--- START ---

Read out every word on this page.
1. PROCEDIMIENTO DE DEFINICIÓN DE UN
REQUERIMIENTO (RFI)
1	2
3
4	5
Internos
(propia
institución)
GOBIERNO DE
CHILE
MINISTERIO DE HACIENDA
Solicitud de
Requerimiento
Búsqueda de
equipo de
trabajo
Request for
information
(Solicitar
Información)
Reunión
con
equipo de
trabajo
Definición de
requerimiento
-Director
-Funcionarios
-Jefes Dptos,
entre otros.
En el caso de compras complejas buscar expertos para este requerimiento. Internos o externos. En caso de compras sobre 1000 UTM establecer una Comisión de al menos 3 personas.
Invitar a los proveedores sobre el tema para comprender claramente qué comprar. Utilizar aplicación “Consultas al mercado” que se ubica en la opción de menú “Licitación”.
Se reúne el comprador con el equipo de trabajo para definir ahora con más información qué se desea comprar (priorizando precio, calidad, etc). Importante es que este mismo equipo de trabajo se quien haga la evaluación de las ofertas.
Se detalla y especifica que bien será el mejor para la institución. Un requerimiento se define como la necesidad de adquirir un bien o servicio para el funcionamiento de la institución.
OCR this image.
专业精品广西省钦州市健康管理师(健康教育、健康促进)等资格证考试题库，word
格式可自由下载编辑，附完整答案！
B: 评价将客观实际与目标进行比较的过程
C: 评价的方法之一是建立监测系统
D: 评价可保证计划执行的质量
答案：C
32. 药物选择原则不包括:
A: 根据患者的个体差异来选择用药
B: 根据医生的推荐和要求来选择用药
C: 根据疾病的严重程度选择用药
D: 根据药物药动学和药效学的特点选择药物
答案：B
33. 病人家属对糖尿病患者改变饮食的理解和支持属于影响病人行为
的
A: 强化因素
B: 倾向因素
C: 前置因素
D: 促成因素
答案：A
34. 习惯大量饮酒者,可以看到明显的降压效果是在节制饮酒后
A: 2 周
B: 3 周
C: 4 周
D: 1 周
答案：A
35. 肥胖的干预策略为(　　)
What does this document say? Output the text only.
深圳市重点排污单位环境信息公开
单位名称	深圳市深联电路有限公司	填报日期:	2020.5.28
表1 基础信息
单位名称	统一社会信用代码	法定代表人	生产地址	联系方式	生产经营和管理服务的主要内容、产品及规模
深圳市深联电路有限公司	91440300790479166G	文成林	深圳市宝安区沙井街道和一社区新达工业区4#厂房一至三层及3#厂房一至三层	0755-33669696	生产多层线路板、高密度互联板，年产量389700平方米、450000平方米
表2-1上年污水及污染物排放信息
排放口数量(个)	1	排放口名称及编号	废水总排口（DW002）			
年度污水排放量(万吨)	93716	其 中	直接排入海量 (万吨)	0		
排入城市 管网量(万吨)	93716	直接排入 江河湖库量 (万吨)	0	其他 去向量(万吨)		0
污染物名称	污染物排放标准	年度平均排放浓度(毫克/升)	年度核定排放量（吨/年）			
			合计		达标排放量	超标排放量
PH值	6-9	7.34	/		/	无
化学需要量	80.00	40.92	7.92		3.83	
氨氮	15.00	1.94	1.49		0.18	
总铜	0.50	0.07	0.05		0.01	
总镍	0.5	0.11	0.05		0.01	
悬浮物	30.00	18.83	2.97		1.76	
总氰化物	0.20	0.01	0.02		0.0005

--- END ---

Every line that holds the word "sobre" should be extracted.

En el caso de compras complejas buscar expertos para este requerimiento. Internos o externos. En caso de compras sobre 1000 UTM establecer una Comisión de al menos 3 personas.
Invitar a los proveedores sobre el tema para comprender claramente qué comprar. Utilizar aplicación “Consultas al mercado” que se ubica en la opción de menú “Licitación”.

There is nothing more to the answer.